### STATED GOAL
Please pull out every line that includes the string "Teatro".

### INPUT ROWS
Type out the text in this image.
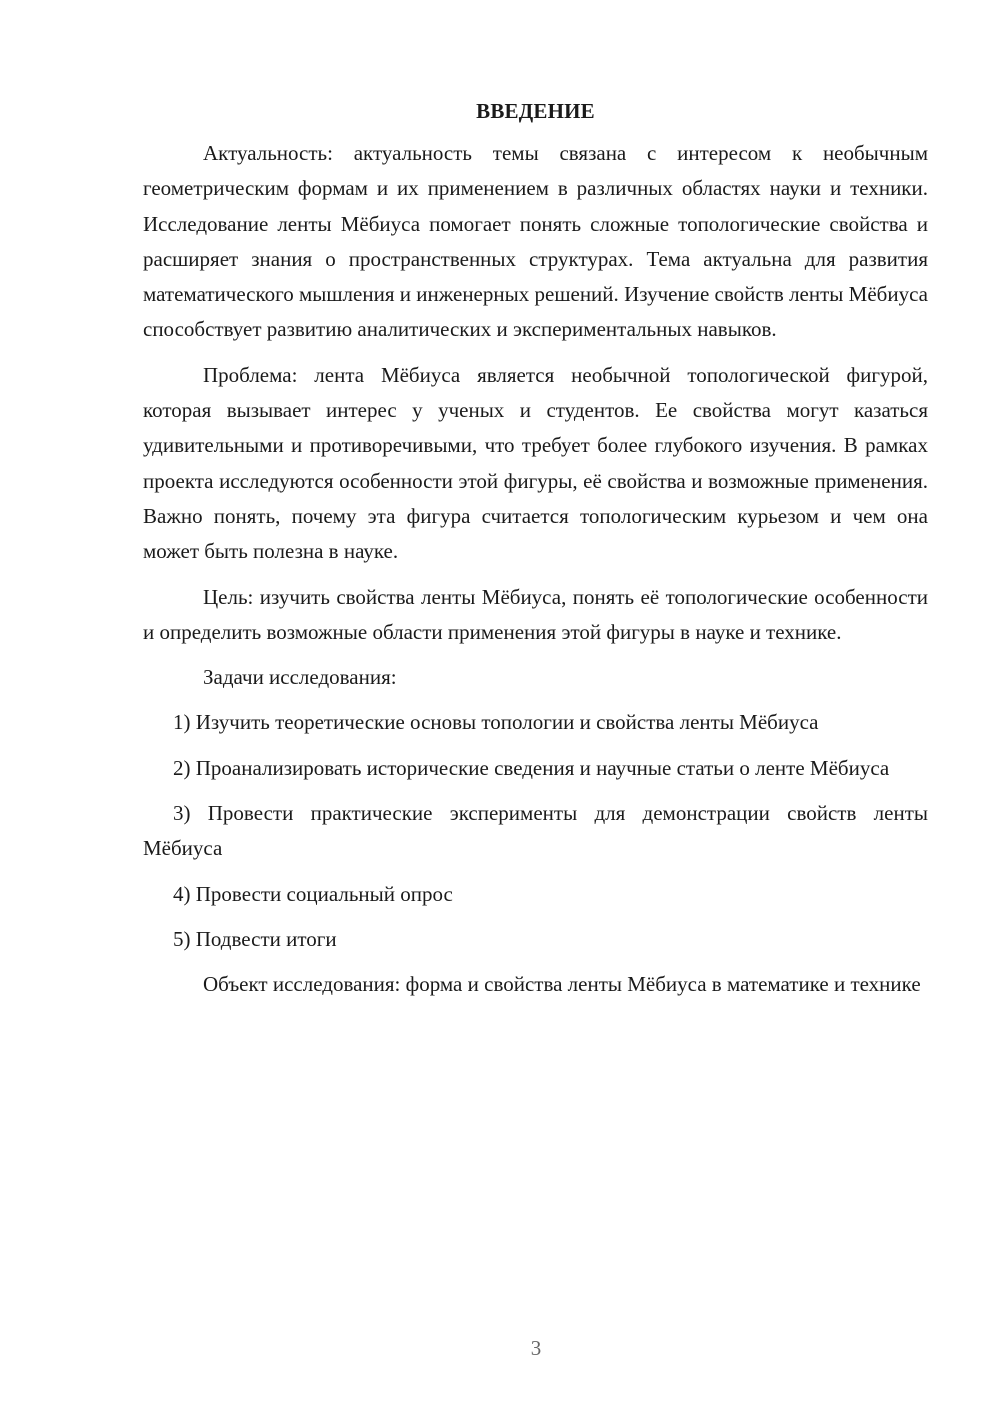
ВВЕДЕНИЕ

Актуальность: актуальность темы связана с интересом к необычным геометрическим формам и их применением в различных областях науки и техники. Исследование ленты Мёбиуса помогает понять сложные топологические свойства и расширяет знания о пространственных структурах. Тема актуальна для развития математического мышления и инженерных решений. Изучение свойств ленты Мёбиуса способствует развитию аналитических и экспериментальных навыков.

Проблема: лента Мёбиуса является необычной топологической фигурой, которая вызывает интерес у ученых и студентов. Ее свойства могут казаться удивительными и противоречивыми, что требует более глубокого изучения. В рамках проекта исследуются особенности этой фигуры, её свойства и возможные применения. Важно понять, почему эта фигура считается топологическим курьезом и чем она может быть полезна в науке.

Цель: изучить свойства ленты Мёбиуса, понять её топологические особенности и определить возможные области применения этой фигуры в науке и технике.

Задачи исследования:

1) Изучить теоретические основы топологии и свойства ленты Мёбиуса

2) Проанализировать исторические сведения и научные статьи о ленте Мёбиуса

3) Провести практические эксперименты для демонстрации свойств ленты Мёбиуса

4) Провести социальный опрос

5) Подвести итоги

Объект исследования: форма и свойства ленты Мёбиуса в математике и технике

3
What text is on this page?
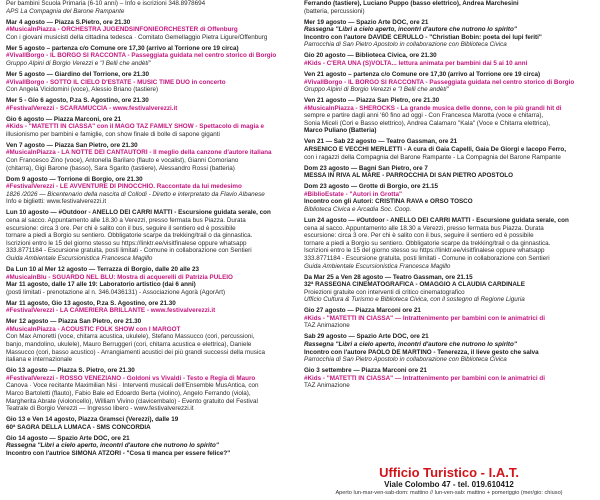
Per bambini Scuola Primaria (6-10 anni) – Info e iscrizioni 348.8978694
APS La Compagnia del Barone Rampante
Mar 4 agosto — Piazza S.Pietro, ore 21.30
#MusicaInPiazza - ORCHESTRA JUGENDSINFONIEORCHESTER di Offenburg
Con i giovani musicisti della cittadina tedesca · Comitato Gemellaggio Pietra Ligure/Offenburg
Mer 5 agosto – partenza c/o Comune ore 17,30 (arrivo al Torrione ore 19 circa)
#VivaIlBorgo - IL BORGO SI RACCONTA - Passeggiata guidata nel centro storico di Borgio
Gruppo Alpini di Borgio Verezzi e "I Belli che andèti"
Mer 5 agosto — Giardino del Torrione, ore 21.30
#VivaIlBorgo - SOTTO IL CIELO D'ESTATE - MUSIC TIME DUO in concerto
Con Angela Vicidomini (voce), Alessio Briano (tastiere)
Mer 5 - Gio 6 agosto, P.za S. Agostino, ore 21.30
#FestivalVerezzi - SCARAMUCCIA - www.festivalverezzi.it
Gio 6 agosto — Piazza Marconi, ore 21
#Kids - "MATETTI IN CIASSA" con il MAGO TAZ FAMILY SHOW - Spettacolo di magia e
illusionismo per bambini e famiglie, con show finale di bolle di sapone giganti
Ven 7 agosto — Piazza San Pietro, ore 21.30
#MusicaInPiazza - LA NOTTE DEI CANTAUTORI - Il meglio della canzone d'autore italiana
Con Francesco Zino (voce), Antonella Barilaro (flauto e vocalist), Gianni Comoriano
(chitarra), Gigi Barone (basso), Sara Sgarito (tastiere), Alessandro Rossi (batteria)
Dom 9 agosto — Torrione di Borgio, ore 21.30
#FestivalVerezzi - LE AVVENTURE DI PINOCCHIO. Raccontate da lui medesimo
1826 /2026 — Bicentenario della nascita di Collodi - Diretto e interpretato da Flavio Albanese
Info e biglietti: www.festivalverezzi.it
Lun 10 agosto — #Outdoor - ANELLO DEI CARRI MATTI - Escursione guidata serale, con
cena al sacco. Appuntamento alle 18.30 a Verezzi, presso fermata bus Piazza. Durata
escursione: circa 3 ore. Per chi è salito con il bus, seguire il sentiero ed è possibile
tornare a piedi a Borgio su sentiero. Obbligatorie scarpe da trekking/trail o da ginnastica.
Iscrizioni entro le 15 del giorno stesso su https://linktr.ee/visitfinalese oppure whatsapp
333.8771184 - Escursione gratuita, posti limitati - Comune in collaborazione con Sentieri
Guida Ambientale Escursionistica Francesca Magillo
Da Lun 10 al Mer 12 agosto — Terrazza di Borgio, dalle 20 alle 23
#MusicaInBlu - SGUARDO NEL BLU: Mostra di acquerelli di Patrizia PULEIO
Mar 11 agosto, dalle 17 alle 19: Laboratorio artistico (dai 6 anni)
(posti limitati - prenotazione al n. 346.0436131) - Associazione Agorà (AgorArt)
Mar 11 agosto, Gio 13 agosto, P.za S. Agostino, ore 21.30
#FestivalVerezzi - LA CAMERIERA BRILLANTE - www.festivalverezzi.it
Mer 12 agosto — Piazza San Pietro, ore 21.30
#MusicaInPiazza - ACOUSTIC FOLK SHOW con I MARGOT
Con Max Amoretti (voce, chitarra acustica, ukulele), Stefano Massucco (cori, percussioni,
banjo, mandolino, ukulele), Mauro Berruggeri (cori, chitarra acustica e elettrica), Daniele
Massucco (cori, basso acustico) - Arrangiamenti acustici dei più grandi successi della musica
italiana e internazionale
Gio 13 agosto — Piazza S. Pietro, ore 21.30
#FestivalVerezzi - ROSSO VENEZIANO - Goldoni vs Vivaldi - Testo e Regia di Mauro
Canova · Voce recitante Maximilian Nisi · Interventi musicali dell'Ensemble MusAntica, con
Marco Bartoletti (flauto), Fabio Bale ed Edoardo Berta (violino), Angelo Ferrando (viola),
Margherita Abrate (violoncello), William Vivino (clavicembalo) - Evento gratuito del Festival
Teatrale di Borgio Verezzi — Ingresso libero - www.festivalverezzi.it
Gio 13 e Ven 14 agosto, Piazza Gramsci (Verezzi), dalle 19
60ª SAGRA DELLA LUMACA - SMS CONCORDIA
Gio 14 agosto — Spazio Arte DOC, ore 21
Rassegna "Libri a cielo aperto, incontri d'autore che nutrono lo spirito"
Incontro con l'autrice SIMONA ATZORI - "Cosa ti manca per essere felice?"
Ferrando (tastiere), Luciano Puppo (basso elettrico), Andrea Marchesini
(batteria, percussioni)
Mer 19 agosto — Spazio Arte DOC, ore 21
Rassegna "Libri a cielo aperto, incontri d'autore che nutrono lo spirito"
Incontro con l'autore DAVIDE CERULLO - "Christian Bobin: poeta dei lupi feriti"
Parrocchia di San Pietro Apostolo in collaborazione con Biblioteca Civica
Gio 20 agosto — Biblioteca Civica, ore 21.30
#Kids - C'ERA UNA (S)VOLTA... lettura animata per bambini dai 5 ai 10 anni
Ven 21 agosto – partenza c/o Comune ore 17,30 (arrivo al Torrione ore 19 circa)
#VivaIlBorgo - IL BORGO SI RACCONTA - Passeggiata guidata nel centro storico di Borgio
Gruppo Alpini di Borgio Verezzi e "I Belli che andèti"
Ven 21 agosto — Piazza San Pietro, ore 21.30
#MusicaInPiazza - SHEROCKS - La grande musica delle donne, con le più grandi hit di
sempre e partire dagli anni '60 fino ad oggi - Con Francesca Marotta (voce e chitarra),
Sonia Miceli (Cori e Basso elettrico), Andrea Calamaro "Kala" (Voce e Chitarra elettrica),
Marco Puliano (Batteria)
Ven 21 — Sab 22 agosto — Teatro Gassman, ore 21
ARSENICO E VECCHI MERLETTI - A cura di Gaia Capelli, Gaia De Giorgi e Iacopo Ferro,
con i ragazzi della Compagnia del Barone Rampante - La Compagnia del Barone Rampante
Dom 23 agosto — Bagni San Pietro, ore 7
MESSA IN RIVA AL MARE - PARROCCHIA DI SAN PIETRO APOSTOLO
Dom 23 agosto — Grotte di Borgio, ore 21.15
#BiblioEstate - "Autori in Grotta"
Incontro con gli Autori: CRISTINA RAVA e ORSO TOSCO
Biblioteca Civica e Arcadia Soc. Coop.
Lun 24 agosto — #Outdoor - ANELLO DEI CARRI MATTI - Escursione guidata serale, con
cena al sacco. Appuntamento alle 18.30 a Verezzi, presso fermata bus Piazza. Durata
escursione: circa 3 ore. Per chi è salito con il bus, seguire il sentiero ed è possibile
tornare a piedi a Borgio su sentiero. Obbligatorie scarpe da trekking/trail o da ginnastica.
Iscrizioni entro le 15 del giorno stesso su https://linktr.ee/visitfinalese oppure whatsapp
333.8771184 - Escursione gratuita, posti limitati - Comune in collaborazione con Sentieri
Guida Ambientale Escursionistica Francesca Magillo
Da Mar 25 a Ven 28 agosto — Teatro Gassman, ore 21.15
32ª RASSEGNA CINEMATOGRAFICA - OMAGGIO A CLAUDIA CARDINALE
Proiezioni gratuite con interventi di critico cinematografico
Ufficio Cultura & Turismo e Biblioteca Civica, con il sostegno di Regione Liguria
Gio 27 agosto — Piazza Marconi ore 21
#Kids - "MATETTI IN CIASSA" — Intrattenimento per bambini con le animatrici di
TAZ Animazione
Sab 29 agosto — Spazio Arte DOC, ore 21
Rassegna "Libri a cielo aperto, incontri d'autore che nutrono lo spirito"
Incontro con l'autore PAOLO DE MARTINO - Tenerezza, il lieve gesto che salva
Parrocchia di San Pietro Apostolo in collaborazione con Biblioteca Civica
Gio 3 settembre — Piazza Marconi ore 21
#Kids - "MATETTI IN CIASSA" — Intrattenimento per bambini con le animatrici di
TAZ Animazione
Ufficio Turistico - I.A.T.
Viale Colombo 47 - tel. 019.610412
Aperto lun-mar-ven-sab-dom: mattino // lun-ven-sab: mattino + pomeriggio (mer/gio: chiuso)
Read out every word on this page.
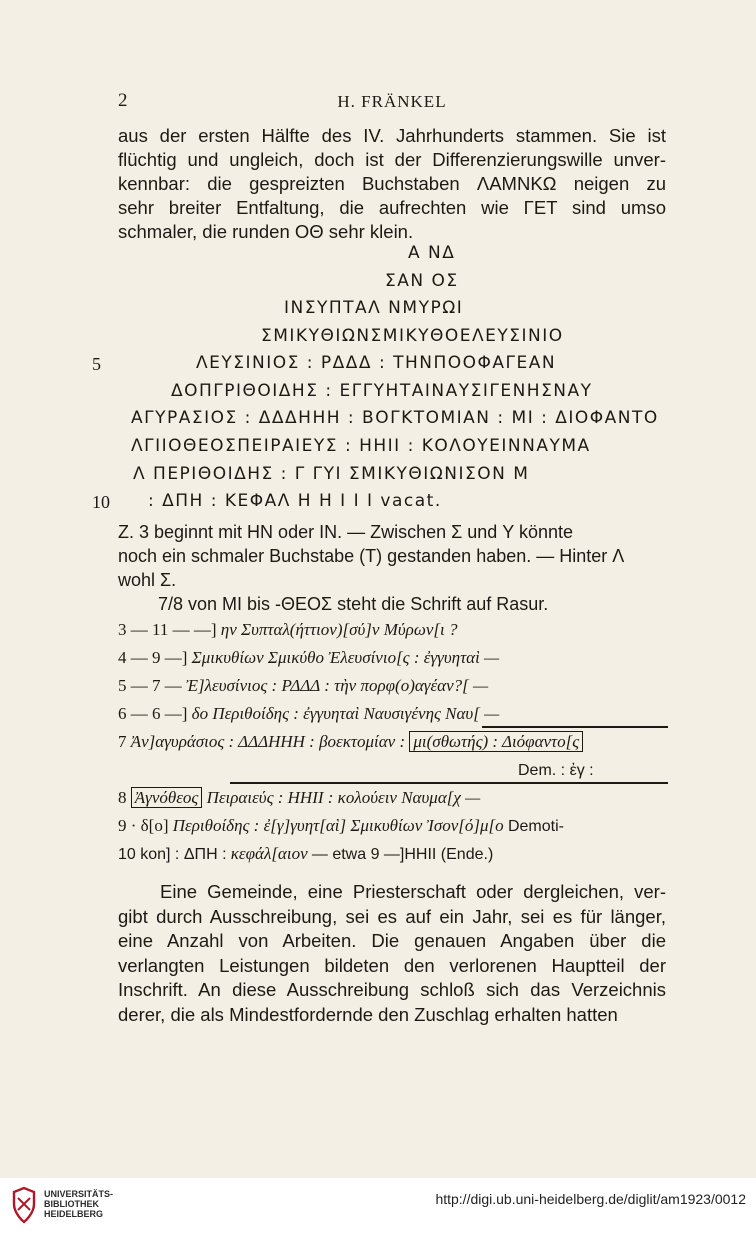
2	H. FRÄNKEL
aus der ersten Hälfte des IV. Jahrhunderts stammen. Sie ist
flüchtig und ungleich, doch ist der Differenzierungswille unver-
kennbar: die gespreizten Buchstaben ΛΑΜΝΚΩ neigen zu
sehr breiter Entfaltung, die aufrechten wie ΓΕΤ sind umso
schmaler, die runden ΟΘ sehr klein.
Α ΝΔ
ΣΑΝ ΟΣ
ΙΝΣΥΠΤΑΛ ΝΜΥΡΩΙ
ΣΜΙΚΥΘΙΩΝΣΜΙΚΥΘΟΕΛΕΥΣΙΝΙΟ
5	ΛΕΥΣΙΝΙΟΣ : ΡΔΔΔ : ΤΗΝΠΟΟΦΑΓΕΑΝ
ΔΟΠΓΡΙΘΟΙΔΗΣ : ΕΓΓΥΗΤΑΙΝΑΥΣΙΓΕΝΗΣΝΑΥ
ΑΓΥΡΑΣΙΟΣ : ΔΔΔΗΗΗ : ΒΟΓΚΤΟΜΙΑΝ : ΜΙ : ΔΙΟΦΑΝΤΟ
ΛΓΙΙΟΘΕΟΣΠΕΙΡΑΙΕΥΣ : ΗΗΙΙ : ΚΟΛΟΥΕΙΝΝΑΥΜΑ
Λ ΠΕΡΙΘΟΙΔΗΣ : Γ ΓΥΙ ΣΜΙΚΥΘΙΩΝΙΣΟΝ Μ
10 : ΔΠΗ : ΚΕΦΑΛ Η Η Ι Ι Ι vacat.
Z. 3 beginnt mit ΗΝ oder ΙΝ. — Zwischen Σ und Υ könnte
noch ein schmaler Buchstabe (Τ) gestanden haben. — Hinter Λ
wohl Σ.
7/8 von ΜΙ bis -ΘΕΟΣ steht die Schrift auf Rasur.
3 — 11 — —] ην Συπταλ(ήττιον)[σύ]ν Μύρων[ι ?
4 — 9 —] Σμικυθίων Σμικύθο Ἐλευσίνιο[ς : ἐγγυηταὶ —
5 — 7 — Ἐ]λευσίνιος : ΡΔΔΔ : τὴν πορφ(ο)αγέαν?[ —
6 — 6 —] δο Περιθοίδης : ἐγγυηταὶ Ναυσιγένης Ναυ[ —
7 Ἀν]αγυράσιος : ΔΔΔΗΗΗ : βοεκτομίαν : μι(σθωτής) : Διόφαντο[ς
Dem. : ἐγ :
8 Ἀγνόθεος Πειραιεύς : ΗΗΙΙ : κολούειν Ναυμα[χ —
9 · δ[ο] Περιθοίδης : ἐ[γ]γυητ[αὶ] Σμικυθίων Ἰσον[ό]μ[ο Demoti-
10 kon] : ΔΠΗ : κεφάλ[αιον — etwa 9 —]ΗΗΙΙ (Ende.)
Eine Gemeinde, eine Priesterschaft oder dergleichen, ver-
gibt durch Ausschreibung, sei es auf ein Jahr, sei es für länger,
eine Anzahl von Arbeiten. Die genauen Angaben über die
verlangten Leistungen bildeten den verlorenen Hauptteil der
Inschrift. An diese Ausschreibung schloß sich das Verzeichnis
derer, die als Mindestfordernde den Zuschlag erhalten hatten
UNIVERSITÄTS-
BIBLIOTHEK
HEIDELBERG
http://digi.ub.uni-heidelberg.de/diglit/am1923/0012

### RESPONSE FOR THIS EXERCISE
Ven 21 — Sab 22 agosto — Teatro Gassman, ore 21
Da Mar 25 a Ven 28 agosto — Teatro Gassman, ore 21.15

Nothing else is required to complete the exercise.